## Problem requirements
Without omitting anything, return the records precisely as given.

+--

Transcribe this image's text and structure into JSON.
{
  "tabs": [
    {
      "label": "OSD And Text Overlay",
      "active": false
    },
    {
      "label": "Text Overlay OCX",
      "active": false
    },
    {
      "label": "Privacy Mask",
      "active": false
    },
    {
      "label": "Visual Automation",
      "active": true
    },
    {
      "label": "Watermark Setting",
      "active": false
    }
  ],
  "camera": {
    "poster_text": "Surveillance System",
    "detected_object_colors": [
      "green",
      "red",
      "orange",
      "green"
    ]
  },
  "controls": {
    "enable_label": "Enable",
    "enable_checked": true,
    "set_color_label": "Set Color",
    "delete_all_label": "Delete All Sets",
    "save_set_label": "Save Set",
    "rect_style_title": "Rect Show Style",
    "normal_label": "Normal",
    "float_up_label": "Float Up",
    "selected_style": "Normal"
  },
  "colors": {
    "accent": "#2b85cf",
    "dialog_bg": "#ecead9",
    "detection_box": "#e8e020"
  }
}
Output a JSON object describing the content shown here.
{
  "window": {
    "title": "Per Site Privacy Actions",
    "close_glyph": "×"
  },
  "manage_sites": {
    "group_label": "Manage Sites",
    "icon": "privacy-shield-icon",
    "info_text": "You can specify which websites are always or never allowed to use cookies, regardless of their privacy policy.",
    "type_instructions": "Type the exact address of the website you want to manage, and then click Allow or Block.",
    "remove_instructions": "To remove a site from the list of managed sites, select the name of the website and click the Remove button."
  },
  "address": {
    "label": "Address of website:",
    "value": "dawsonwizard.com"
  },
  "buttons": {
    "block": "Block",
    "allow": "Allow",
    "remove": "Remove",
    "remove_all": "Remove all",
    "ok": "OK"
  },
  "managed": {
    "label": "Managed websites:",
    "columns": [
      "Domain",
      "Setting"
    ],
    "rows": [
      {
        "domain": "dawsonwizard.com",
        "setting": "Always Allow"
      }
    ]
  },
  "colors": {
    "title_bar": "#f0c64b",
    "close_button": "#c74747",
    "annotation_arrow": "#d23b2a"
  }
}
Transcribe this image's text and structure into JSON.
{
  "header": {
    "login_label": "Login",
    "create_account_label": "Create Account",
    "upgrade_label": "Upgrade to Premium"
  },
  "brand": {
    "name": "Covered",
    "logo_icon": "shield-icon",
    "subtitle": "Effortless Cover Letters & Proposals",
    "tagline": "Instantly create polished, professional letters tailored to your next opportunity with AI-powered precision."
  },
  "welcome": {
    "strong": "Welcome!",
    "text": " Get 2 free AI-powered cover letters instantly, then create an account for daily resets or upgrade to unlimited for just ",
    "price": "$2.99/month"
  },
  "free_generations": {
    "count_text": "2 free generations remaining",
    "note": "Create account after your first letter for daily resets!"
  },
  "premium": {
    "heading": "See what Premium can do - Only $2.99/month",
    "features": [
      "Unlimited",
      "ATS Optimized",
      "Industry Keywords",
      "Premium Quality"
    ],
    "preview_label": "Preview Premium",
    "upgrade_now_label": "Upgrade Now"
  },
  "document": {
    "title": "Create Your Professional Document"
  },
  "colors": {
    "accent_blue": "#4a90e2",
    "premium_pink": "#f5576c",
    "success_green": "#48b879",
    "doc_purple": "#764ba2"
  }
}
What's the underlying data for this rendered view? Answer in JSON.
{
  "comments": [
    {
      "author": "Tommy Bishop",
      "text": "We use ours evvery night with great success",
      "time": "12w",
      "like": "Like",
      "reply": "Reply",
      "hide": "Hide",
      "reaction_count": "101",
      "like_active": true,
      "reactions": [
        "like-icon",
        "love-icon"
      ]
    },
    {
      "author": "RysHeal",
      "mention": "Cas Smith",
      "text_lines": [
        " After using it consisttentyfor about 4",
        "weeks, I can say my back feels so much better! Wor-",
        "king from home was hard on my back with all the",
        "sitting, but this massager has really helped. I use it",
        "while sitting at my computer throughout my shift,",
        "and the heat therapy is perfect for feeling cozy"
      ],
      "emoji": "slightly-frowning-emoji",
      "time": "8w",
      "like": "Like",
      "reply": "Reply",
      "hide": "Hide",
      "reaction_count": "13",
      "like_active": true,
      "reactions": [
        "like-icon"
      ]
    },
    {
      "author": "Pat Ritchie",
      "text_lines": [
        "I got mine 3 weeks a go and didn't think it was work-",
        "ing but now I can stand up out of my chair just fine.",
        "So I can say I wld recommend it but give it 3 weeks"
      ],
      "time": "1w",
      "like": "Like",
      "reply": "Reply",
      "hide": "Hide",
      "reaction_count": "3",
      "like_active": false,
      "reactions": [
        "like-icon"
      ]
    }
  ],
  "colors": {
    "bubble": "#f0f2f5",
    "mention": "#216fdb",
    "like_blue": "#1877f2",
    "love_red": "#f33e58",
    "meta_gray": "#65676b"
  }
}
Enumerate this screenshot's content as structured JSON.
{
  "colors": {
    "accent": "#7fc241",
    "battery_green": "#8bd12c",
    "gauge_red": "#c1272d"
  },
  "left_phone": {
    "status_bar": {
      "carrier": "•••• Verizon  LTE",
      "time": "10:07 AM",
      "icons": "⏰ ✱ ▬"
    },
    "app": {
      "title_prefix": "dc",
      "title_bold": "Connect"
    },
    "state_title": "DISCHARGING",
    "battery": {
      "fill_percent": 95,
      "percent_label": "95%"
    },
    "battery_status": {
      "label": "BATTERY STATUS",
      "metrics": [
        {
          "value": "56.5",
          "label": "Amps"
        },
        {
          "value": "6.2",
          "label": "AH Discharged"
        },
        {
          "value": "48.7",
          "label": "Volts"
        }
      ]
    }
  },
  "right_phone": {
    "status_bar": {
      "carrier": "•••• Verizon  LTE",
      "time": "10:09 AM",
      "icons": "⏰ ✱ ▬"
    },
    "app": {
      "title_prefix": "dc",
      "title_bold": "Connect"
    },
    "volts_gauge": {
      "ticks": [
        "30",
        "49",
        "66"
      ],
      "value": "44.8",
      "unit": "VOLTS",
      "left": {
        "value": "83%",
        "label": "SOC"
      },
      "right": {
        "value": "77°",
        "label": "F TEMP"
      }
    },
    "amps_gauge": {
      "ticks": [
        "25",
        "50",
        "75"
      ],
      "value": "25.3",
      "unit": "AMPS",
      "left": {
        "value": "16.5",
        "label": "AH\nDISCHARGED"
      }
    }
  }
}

+--

## Worked solution
Transcribe this image's text and structure into JSON.
{
  "tabs": [
    {
      "label": "OSD And Text Overlay",
      "active": false
    },
    {
      "label": "Text Overlay OCX",
      "active": false
    },
    {
      "label": "Privacy Mask",
      "active": false
    },
    {
      "label": "Visual Automation",
      "active": true
    },
    {
      "label": "Watermark Setting",
      "active": false
    }
  ],
  "camera": {
    "poster_text": "Surveillance System",
    "detected_object_colors": [
      "green",
      "red",
      "orange",
      "green"
    ]
  },
  "controls": {
    "enable_label": "Enable",
    "enable_checked": true,
    "set_color_label": "Set Color",
    "delete_all_label": "Delete All Sets",
    "save_set_label": "Save Set",
    "rect_style_title": "Rect Show Style",
    "normal_label": "Normal",
    "float_up_label": "Float Up",
    "selected_style": "Normal"
  },
  "colors": {
    "accent": "#2b85cf",
    "dialog_bg": "#ecead9",
    "detection_box": "#e8e020"
  }
}
Output a JSON object describing the content shown here.
{
  "window": {
    "title": "Per Site Privacy Actions",
    "close_glyph": "×"
  },
  "manage_sites": {
    "group_label": "Manage Sites",
    "icon": "privacy-shield-icon",
    "info_text": "You can specify which websites are always or never allowed to use cookies, regardless of their privacy policy.",
    "type_instructions": "Type the exact address of the website you want to manage, and then click Allow or Block.",
    "remove_instructions": "To remove a site from the list of managed sites, select the name of the website and click the Remove button."
  },
  "address": {
    "label": "Address of website:",
    "value": "dawsonwizard.com"
  },
  "buttons": {
    "block": "Block",
    "allow": "Allow",
    "remove": "Remove",
    "remove_all": "Remove all",
    "ok": "OK"
  },
  "managed": {
    "label": "Managed websites:",
    "columns": [
      "Domain",
      "Setting"
    ],
    "rows": [
      {
        "domain": "dawsonwizard.com",
        "setting": "Always Allow"
      }
    ]
  },
  "colors": {
    "title_bar": "#f0c64b",
    "close_button": "#c74747",
    "annotation_arrow": "#d23b2a"
  }
}
Transcribe this image's text and structure into JSON.
{
  "header": {
    "login_label": "Login",
    "create_account_label": "Create Account",
    "upgrade_label": "Upgrade to Premium"
  },
  "brand": {
    "name": "Covered",
    "logo_icon": "shield-icon",
    "subtitle": "Effortless Cover Letters & Proposals",
    "tagline": "Instantly create polished, professional letters tailored to your next opportunity with AI-powered precision."
  },
  "welcome": {
    "strong": "Welcome!",
    "text": " Get 2 free AI-powered cover letters instantly, then create an account for daily resets or upgrade to unlimited for just ",
    "price": "$2.99/month"
  },
  "free_generations": {
    "count_text": "2 free generations remaining",
    "note": "Create account after your first letter for daily resets!"
  },
  "premium": {
    "heading": "See what Premium can do - Only $2.99/month",
    "features": [
      "Unlimited",
      "ATS Optimized",
      "Industry Keywords",
      "Premium Quality"
    ],
    "preview_label": "Preview Premium",
    "upgrade_now_label": "Upgrade Now"
  },
  "document": {
    "title": "Create Your Professional Document"
  },
  "colors": {
    "accent_blue": "#4a90e2",
    "premium_pink": "#f5576c",
    "success_green": "#48b879",
    "doc_purple": "#764ba2"
  }
}
What's the underlying data for this rendered view? Answer in JSON.
{
  "comments": [
    {
      "author": "Tommy Bishop",
      "text": "We use ours evvery night with great success",
      "time": "12w",
      "like": "Like",
      "reply": "Reply",
      "hide": "Hide",
      "reaction_count": "101",
      "like_active": true,
      "reactions": [
        "like-icon",
        "love-icon"
      ]
    },
    {
      "author": "RysHeal",
      "mention": "Cas Smith",
      "text_lines": [
        " After using it consisttentyfor about 4",
        "weeks, I can say my back feels so much better! Wor-",
        "king from home was hard on my back with all the",
        "sitting, but this massager has really helped. I use it",
        "while sitting at my computer throughout my shift,",
        "and the heat therapy is perfect for feeling cozy"
      ],
      "emoji": "slightly-frowning-emoji",
      "time": "8w",
      "like": "Like",
      "reply": "Reply",
      "hide": "Hide",
      "reaction_count": "13",
      "like_active": true,
      "reactions": [
        "like-icon"
      ]
    },
    {
      "author": "Pat Ritchie",
      "text_lines": [
        "I got mine 3 weeks a go and didn't think it was work-",
        "ing but now I can stand up out of my chair just fine.",
        "So I can say I wld recommend it but give it 3 weeks"
      ],
      "time": "1w",
      "like": "Like",
      "reply": "Reply",
      "hide": "Hide",
      "reaction_count": "3",
      "like_active": false,
      "reactions": [
        "like-icon"
      ]
    }
  ],
  "colors": {
    "bubble": "#f0f2f5",
    "mention": "#216fdb",
    "like_blue": "#1877f2",
    "love_red": "#f33e58",
    "meta_gray": "#65676b"
  }
}
Enumerate this screenshot's content as structured JSON.
{
  "colors": {
    "accent": "#7fc241",
    "battery_green": "#8bd12c",
    "gauge_red": "#c1272d"
  },
  "left_phone": {
    "status_bar": {
      "carrier": "•••• Verizon  LTE",
      "time": "10:07 AM",
      "icons": "⏰ ✱ ▬"
    },
    "app": {
      "title_prefix": "dc",
      "title_bold": "Connect"
    },
    "state_title": "DISCHARGING",
    "battery": {
      "fill_percent": 95,
      "percent_label": "95%"
    },
    "battery_status": {
      "label": "BATTERY STATUS",
      "metrics": [
        {
          "value": "56.5",
          "label": "Amps"
        },
        {
          "value": "6.2",
          "label": "AH Discharged"
        },
        {
          "value": "48.7",
          "label": "Volts"
        }
      ]
    }
  },
  "right_phone": {
    "status_bar": {
      "carrier": "•••• Verizon  LTE",
      "time": "10:09 AM",
      "icons": "⏰ ✱ ▬"
    },
    "app": {
      "title_prefix": "dc",
      "title_bold": "Connect"
    },
    "volts_gauge": {
      "ticks": [
        "30",
        "49",
        "66"
      ],
      "value": "44.8",
      "unit": "VOLTS",
      "left": {
        "value": "83%",
        "label": "SOC"
      },
      "right": {
        "value": "77°",
        "label": "F TEMP"
      }
    },
    "amps_gauge": {
      "ticks": [
        "25",
        "50",
        "75"
      ],
      "value": "25.3",
      "unit": "AMPS",
      "left": {
        "value": "16.5",
        "label": "AH\nDISCHARGED"
      }
    }
  }
}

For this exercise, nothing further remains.